> [Stored records]
+-------+

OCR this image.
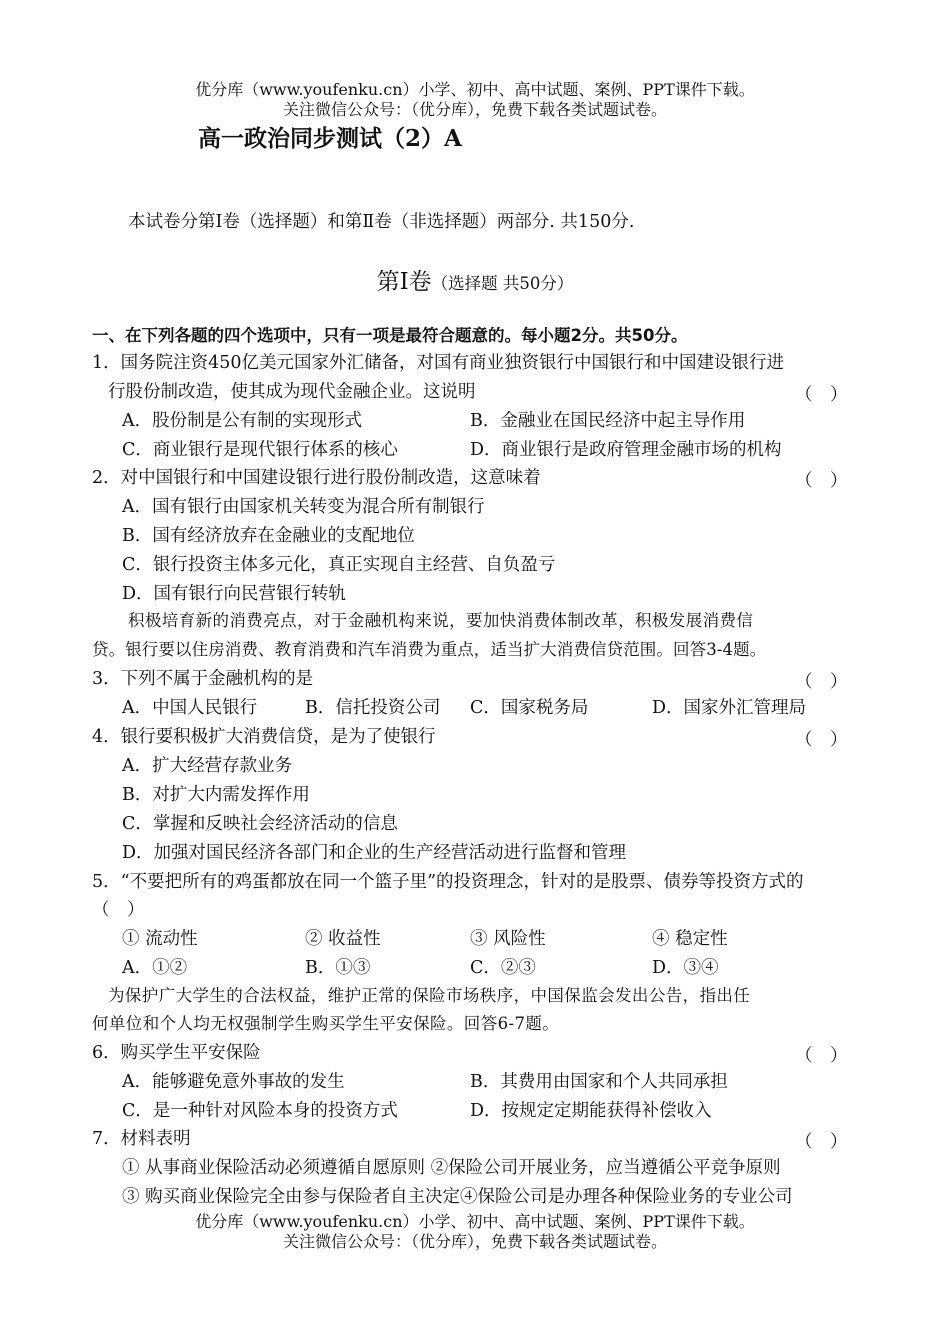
优分库（www.youfenku.cn）小学、初中、高中试题、案例、PPT课件下载。
关注微信公众号：（优分库），免费下载各类试题试卷。
高一政治同步测试（2）A
本试卷分第Ⅰ卷（选择题）和第Ⅱ卷（非选择题）两部分. 共150分.
第Ⅰ卷（选择题 共50分）
一、在下列各题的四个选项中，只有一项是最符合题意的。每小题2分。共50分。
1．国务院注资450亿美元国家外汇储备，对国有商业独资银行中国银行和中国建设银行进
行股份制改造，使其成为现代金融企业。这说明	（　）
A．股份制是公有制的实现形式	B．金融业在国民经济中起主导作用
C．商业银行是现代银行体系的核心	D．商业银行是政府管理金融市场的机构
2．对中国银行和中国建设银行进行股份制改造，这意味着	（　）
A．国有银行由国家机关转变为混合所有制银行
B．国有经济放弃在金融业的支配地位
C．银行投资主体多元化，真正实现自主经营、自负盈亏
D．国有银行向民营银行转轨
积极培育新的消费亮点，对于金融机构来说，要加快消费体制改革，积极发展消费信
贷。银行要以住房消费、教育消费和汽车消费为重点，适当扩大消费信贷范围。回答3-4题。
3．下列不属于金融机构的是	（　）
A．中国人民银行	B．信托投资公司 C．国家税务局	D．国家外汇管理局
4．银行要积极扩大消费信贷，是为了使银行	（　）
A．扩大经营存款业务
B．对扩大内需发挥作用
C．掌握和反映社会经济活动的信息
D．加强对国民经济各部门和企业的生产经营活动进行监督和管理
5．“不要把所有的鸡蛋都放在同一个篮子里”的投资理念，针对的是股票、债券等投资方式的
（　）
① 流动性	② 收益性	③ 风险性	④ 稳定性
A．①②	B．①③	C．②③	D．③④
为保护广大学生的合法权益，维护正常的保险市场秩序，中国保监会发出公告，指出任
何单位和个人均无权强制学生购买学生平安保险。回答6-7题。
6．购买学生平安保险	（　）
A．能够避免意外事故的发生	B．其费用由国家和个人共同承担
C．是一种针对风险本身的投资方式	D．按规定定期能获得补偿收入
7．材料表明	（　）
① 从事商业保险活动必须遵循自愿原则 ②保险公司开展业务，应当遵循公平竞争原则
③ 购买商业保险完全由参与保险者自主决定④保险公司是办理各种保险业务的专业公司
优分库（www.youfenku.cn）小学、初中、高中试题、案例、PPT课件下载。
关注微信公众号：（优分库），免费下载各类试题试卷。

+-------+

In your copy of the records, include no pictures; repeat everything else exactly.

OCR this image.
优分库（www.youfenku.cn）小学、初中、高中试题、案例、PPT课件下载。
关注微信公众号：（优分库），免费下载各类试题试卷。
高一政治同步测试（2）A
本试卷分第Ⅰ卷（选择题）和第Ⅱ卷（非选择题）两部分. 共150分.
第Ⅰ卷（选择题 共50分）
一、在下列各题的四个选项中，只有一项是最符合题意的。每小题2分。共50分。
1．国务院注资450亿美元国家外汇储备，对国有商业独资银行中国银行和中国建设银行进
行股份制改造，使其成为现代金融企业。这说明	（　）
A．股份制是公有制的实现形式	B．金融业在国民经济中起主导作用
C．商业银行是现代银行体系的核心	D．商业银行是政府管理金融市场的机构
2．对中国银行和中国建设银行进行股份制改造，这意味着	（　）
A．国有银行由国家机关转变为混合所有制银行
B．国有经济放弃在金融业的支配地位
C．银行投资主体多元化，真正实现自主经营、自负盈亏
D．国有银行向民营银行转轨
积极培育新的消费亮点，对于金融机构来说，要加快消费体制改革，积极发展消费信
贷。银行要以住房消费、教育消费和汽车消费为重点，适当扩大消费信贷范围。回答3-4题。
3．下列不属于金融机构的是	（　）
A．中国人民银行	B．信托投资公司 C．国家税务局	D．国家外汇管理局
4．银行要积极扩大消费信贷，是为了使银行	（　）
A．扩大经营存款业务
B．对扩大内需发挥作用
C．掌握和反映社会经济活动的信息
D．加强对国民经济各部门和企业的生产经营活动进行监督和管理
5．“不要把所有的鸡蛋都放在同一个篮子里”的投资理念，针对的是股票、债券等投资方式的
（　）
① 流动性	② 收益性	③ 风险性	④ 稳定性
A．①②	B．①③	C．②③	D．③④
为保护广大学生的合法权益，维护正常的保险市场秩序，中国保监会发出公告，指出任
何单位和个人均无权强制学生购买学生平安保险。回答6-7题。
6．购买学生平安保险	（　）
A．能够避免意外事故的发生	B．其费用由国家和个人共同承担
C．是一种针对风险本身的投资方式	D．按规定定期能获得补偿收入
7．材料表明	（　）
① 从事商业保险活动必须遵循自愿原则 ②保险公司开展业务，应当遵循公平竞争原则
③ 购买商业保险完全由参与保险者自主决定④保险公司是办理各种保险业务的专业公司
优分库（www.youfenku.cn）小学、初中、高中试题、案例、PPT课件下载。
关注微信公众号：（优分库），免费下载各类试题试卷。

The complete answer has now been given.